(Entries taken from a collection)
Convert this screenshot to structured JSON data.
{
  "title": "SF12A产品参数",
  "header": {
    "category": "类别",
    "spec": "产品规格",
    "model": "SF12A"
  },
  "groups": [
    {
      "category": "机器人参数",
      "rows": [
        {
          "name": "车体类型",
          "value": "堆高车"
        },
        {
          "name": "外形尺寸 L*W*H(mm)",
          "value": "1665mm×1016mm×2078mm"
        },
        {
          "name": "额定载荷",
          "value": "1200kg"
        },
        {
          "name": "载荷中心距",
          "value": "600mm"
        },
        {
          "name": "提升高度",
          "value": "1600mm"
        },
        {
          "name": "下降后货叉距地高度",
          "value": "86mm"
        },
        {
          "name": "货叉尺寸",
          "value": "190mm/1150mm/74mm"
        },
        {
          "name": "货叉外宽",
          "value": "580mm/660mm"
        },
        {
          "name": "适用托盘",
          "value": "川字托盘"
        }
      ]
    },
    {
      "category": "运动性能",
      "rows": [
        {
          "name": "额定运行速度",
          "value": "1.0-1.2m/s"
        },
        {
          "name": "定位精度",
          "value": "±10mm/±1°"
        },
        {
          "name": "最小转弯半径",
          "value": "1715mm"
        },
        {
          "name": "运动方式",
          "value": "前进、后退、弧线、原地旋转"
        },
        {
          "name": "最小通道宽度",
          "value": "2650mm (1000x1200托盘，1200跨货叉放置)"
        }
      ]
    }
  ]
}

[WRITTEN REQUEST]
Set down every line of the listing above again, exactly as given.

[CORRECT ANSWER]
Convert this screenshot to structured JSON data.
{
  "title": "SF12A产品参数",
  "header": {
    "category": "类别",
    "spec": "产品规格",
    "model": "SF12A"
  },
  "groups": [
    {
      "category": "机器人参数",
      "rows": [
        {
          "name": "车体类型",
          "value": "堆高车"
        },
        {
          "name": "外形尺寸 L*W*H(mm)",
          "value": "1665mm×1016mm×2078mm"
        },
        {
          "name": "额定载荷",
          "value": "1200kg"
        },
        {
          "name": "载荷中心距",
          "value": "600mm"
        },
        {
          "name": "提升高度",
          "value": "1600mm"
        },
        {
          "name": "下降后货叉距地高度",
          "value": "86mm"
        },
        {
          "name": "货叉尺寸",
          "value": "190mm/1150mm/74mm"
        },
        {
          "name": "货叉外宽",
          "value": "580mm/660mm"
        },
        {
          "name": "适用托盘",
          "value": "川字托盘"
        }
      ]
    },
    {
      "category": "运动性能",
      "rows": [
        {
          "name": "额定运行速度",
          "value": "1.0-1.2m/s"
        },
        {
          "name": "定位精度",
          "value": "±10mm/±1°"
        },
        {
          "name": "最小转弯半径",
          "value": "1715mm"
        },
        {
          "name": "运动方式",
          "value": "前进、后退、弧线、原地旋转"
        },
        {
          "name": "最小通道宽度",
          "value": "2650mm (1000x1200托盘，1200跨货叉放置)"
        }
      ]
    }
  ]
}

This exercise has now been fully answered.